EXERCISE TASKS:
1 - According to the court opinion excerpt, on what date did the People file the petition under Welfare and Institutions Code section 602?
2 - State whether each statement agrees with the court opinion excerpt, answering yes or no and quoting the deciding words: (a) The petition described Brett as 16 years old. (b) The count under section 243 was charged as a felony. (c) Brett was placed on home supervision.
3 - Continue the court opinion excerpt on Brett's appeal, starting after its final sentence.

DOCUMENT EXCERPT:

[Start of Attachment]

On appeal, Brett challenges the sufficiency of the evidence to support the court’s finding that he resisted, delayed, or obstructed a police officer from performing his official duties, particularly when he refused to cooperate with the taking of a booking photograph. For reasons that we will explain, we find the evidence sufficient and, therefore, we will affirm the judgment.

II. FACTUAL AND PROCEDURAL BACKGROUND

The Welfare and Institutions Code Section 602 Petition

On August 28, 2006, the People filed a petition under Welfare and Institutions Code section 602, alleging 16-year-old Brett M., on August 25, 2006, willfully resisted, delayed, and obstructed Officer Fuentez, who was attempting to discharge and was discharging his official duties (§ 148, subd. (a)(1); count 1), a misdemeanor, and willfully used force and violence upon Officer Fuentez when Brett knew or should have known the officer was in the performance of his duties (§ 243, subd. (b); count 2), a misdemeanor. The People also included a supplemental petition for more restrictive placement (Welf. & Inst. Code § 777, subd. (a)), alleging Brett violated a prior court order of August 16, 2006, by failing to obey all laws.

On August 29, 2006, Brett denied both counts. After the court ordered that he be detained, with temporary care and custody vested with probation pending disposition, Brett was placed on home supervision.

[End of Attachment]

[Page segmentation data]

[Start of Attachment]

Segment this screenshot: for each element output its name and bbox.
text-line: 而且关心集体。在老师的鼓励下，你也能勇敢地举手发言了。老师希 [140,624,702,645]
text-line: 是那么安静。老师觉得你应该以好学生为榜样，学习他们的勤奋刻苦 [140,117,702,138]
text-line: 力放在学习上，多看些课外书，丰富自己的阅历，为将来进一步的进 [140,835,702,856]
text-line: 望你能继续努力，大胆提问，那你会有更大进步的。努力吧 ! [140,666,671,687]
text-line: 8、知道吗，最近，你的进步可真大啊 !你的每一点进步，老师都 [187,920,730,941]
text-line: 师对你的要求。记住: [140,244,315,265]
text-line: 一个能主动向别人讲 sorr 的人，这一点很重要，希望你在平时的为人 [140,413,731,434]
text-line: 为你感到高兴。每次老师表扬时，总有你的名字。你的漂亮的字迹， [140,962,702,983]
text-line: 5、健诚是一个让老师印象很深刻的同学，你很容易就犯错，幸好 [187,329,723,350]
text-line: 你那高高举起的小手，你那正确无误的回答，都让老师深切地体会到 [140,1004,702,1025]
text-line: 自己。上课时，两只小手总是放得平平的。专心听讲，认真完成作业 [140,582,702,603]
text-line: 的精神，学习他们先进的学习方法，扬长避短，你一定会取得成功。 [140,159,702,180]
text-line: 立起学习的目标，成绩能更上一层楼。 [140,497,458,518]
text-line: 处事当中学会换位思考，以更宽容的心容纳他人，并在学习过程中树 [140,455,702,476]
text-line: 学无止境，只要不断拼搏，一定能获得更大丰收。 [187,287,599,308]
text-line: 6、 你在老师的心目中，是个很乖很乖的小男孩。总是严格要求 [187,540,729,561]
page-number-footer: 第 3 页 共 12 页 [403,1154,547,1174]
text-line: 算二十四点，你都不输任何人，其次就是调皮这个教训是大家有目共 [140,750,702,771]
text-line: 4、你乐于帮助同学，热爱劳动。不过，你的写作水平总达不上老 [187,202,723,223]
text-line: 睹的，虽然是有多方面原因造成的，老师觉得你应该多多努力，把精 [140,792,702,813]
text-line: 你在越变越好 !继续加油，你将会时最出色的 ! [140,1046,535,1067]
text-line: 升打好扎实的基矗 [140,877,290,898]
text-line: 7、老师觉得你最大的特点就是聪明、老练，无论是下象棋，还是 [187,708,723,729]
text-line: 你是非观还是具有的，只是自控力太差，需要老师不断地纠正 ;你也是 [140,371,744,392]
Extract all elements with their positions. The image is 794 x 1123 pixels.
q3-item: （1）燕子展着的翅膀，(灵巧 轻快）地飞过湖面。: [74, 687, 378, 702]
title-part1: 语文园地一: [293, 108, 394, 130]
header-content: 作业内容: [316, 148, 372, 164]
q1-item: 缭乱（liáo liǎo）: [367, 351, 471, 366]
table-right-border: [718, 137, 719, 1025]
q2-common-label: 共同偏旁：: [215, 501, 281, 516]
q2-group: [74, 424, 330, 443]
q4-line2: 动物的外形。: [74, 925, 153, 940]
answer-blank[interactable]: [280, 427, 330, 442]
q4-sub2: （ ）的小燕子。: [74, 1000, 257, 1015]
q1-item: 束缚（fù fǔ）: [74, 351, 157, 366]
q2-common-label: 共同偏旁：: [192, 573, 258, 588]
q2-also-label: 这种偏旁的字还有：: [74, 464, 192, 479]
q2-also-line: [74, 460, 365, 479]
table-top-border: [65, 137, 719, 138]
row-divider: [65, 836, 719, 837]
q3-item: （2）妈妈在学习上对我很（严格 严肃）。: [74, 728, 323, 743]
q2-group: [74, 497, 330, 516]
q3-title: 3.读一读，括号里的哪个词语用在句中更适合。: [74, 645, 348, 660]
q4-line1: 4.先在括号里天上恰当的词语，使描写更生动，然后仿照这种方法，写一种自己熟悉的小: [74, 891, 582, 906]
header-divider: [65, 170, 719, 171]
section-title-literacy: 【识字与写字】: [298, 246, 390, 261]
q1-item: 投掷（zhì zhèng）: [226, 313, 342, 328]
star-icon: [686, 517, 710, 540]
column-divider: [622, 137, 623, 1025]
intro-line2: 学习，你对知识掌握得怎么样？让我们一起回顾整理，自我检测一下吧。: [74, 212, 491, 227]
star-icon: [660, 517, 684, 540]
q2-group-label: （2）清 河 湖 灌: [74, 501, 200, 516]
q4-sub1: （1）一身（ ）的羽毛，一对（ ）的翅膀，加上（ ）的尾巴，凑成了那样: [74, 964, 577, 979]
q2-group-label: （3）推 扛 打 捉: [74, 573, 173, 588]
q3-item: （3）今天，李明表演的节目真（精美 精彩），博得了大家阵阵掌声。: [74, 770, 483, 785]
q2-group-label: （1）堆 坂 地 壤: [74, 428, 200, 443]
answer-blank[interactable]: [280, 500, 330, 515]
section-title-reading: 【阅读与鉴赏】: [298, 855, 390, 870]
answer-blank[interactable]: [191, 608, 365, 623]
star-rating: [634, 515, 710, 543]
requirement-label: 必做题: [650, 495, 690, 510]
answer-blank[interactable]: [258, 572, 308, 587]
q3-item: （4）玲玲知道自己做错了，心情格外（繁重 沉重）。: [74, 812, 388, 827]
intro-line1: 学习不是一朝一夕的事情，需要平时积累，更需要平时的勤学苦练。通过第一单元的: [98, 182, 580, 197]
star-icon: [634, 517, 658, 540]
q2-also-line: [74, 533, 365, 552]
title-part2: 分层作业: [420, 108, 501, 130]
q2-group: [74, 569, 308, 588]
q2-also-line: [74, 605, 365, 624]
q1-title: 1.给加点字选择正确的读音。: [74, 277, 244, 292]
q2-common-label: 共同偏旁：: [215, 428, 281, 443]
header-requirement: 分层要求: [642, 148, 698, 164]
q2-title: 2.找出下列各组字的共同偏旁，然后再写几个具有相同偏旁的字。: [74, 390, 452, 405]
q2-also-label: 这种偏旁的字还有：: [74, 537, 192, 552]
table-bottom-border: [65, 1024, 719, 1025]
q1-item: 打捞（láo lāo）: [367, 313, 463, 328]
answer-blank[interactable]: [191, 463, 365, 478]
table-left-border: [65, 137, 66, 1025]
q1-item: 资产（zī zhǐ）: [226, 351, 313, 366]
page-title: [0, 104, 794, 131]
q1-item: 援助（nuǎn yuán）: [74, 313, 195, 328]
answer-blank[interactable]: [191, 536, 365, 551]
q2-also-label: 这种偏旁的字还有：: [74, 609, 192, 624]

[End of Attachment]

TASK RESPONSES:
1 - August 28, 2006.

2 -
(a) Yes: "alleging 16-year-old Brett M."
(b) No: "(§ 243, subd. (b); count 2), a misdemeanor"
(c) Yes: "Brett was placed on home supervision."

3 -
While the matter was pending in juvenile court, Brett was involved in an incident with a minor at Watsonville High School on October 5, 2006. The court found Brett in violation of home supervision and ordered him into the custody of juvenile hall on October 6, 2006. Thereafter, on October 10, 2006, the People filed an amended petition, which added a third count for assault while on school property (§ 241.2, subd. (a)), a misdemeanor, based on the allegation that Brett attempted to commit a violent injury on the minor while on Watsonville High School property. On October 12, 2006, Brett denied the amended petition and remained in juvenile hall.

The Jurisdictional Hearing

At the beginning of the jurisdictional hearing on November 2, 2006, the People indicated that an offer had been made whereby Brett would admit to count 3, assault while on school property. If the remaining counts for obstruction (count 1) and battery on an officer in the performance of his duties (count 2) were sustained, then the People would allow Brett to vacate the admission to count 3 and would seek to dismiss that count, but allow it to be considered at disposition. If, on the other hand, counts 1 and 2 were not sustained, then the case would proceed to disposition on count 3. Brett agreed to the offer and admitted the allegation in count 3. The court found a factual basis for the admission after questioning Brett about the incident at Watsonville High School. The jurisdictional hearing then proceeded as to counts 1 and 2.

The evidence at the jurisdictional hearing included the testimony of Brett, three police officers, three other witnesses to the incident in question, and a nurse from juvenile hall.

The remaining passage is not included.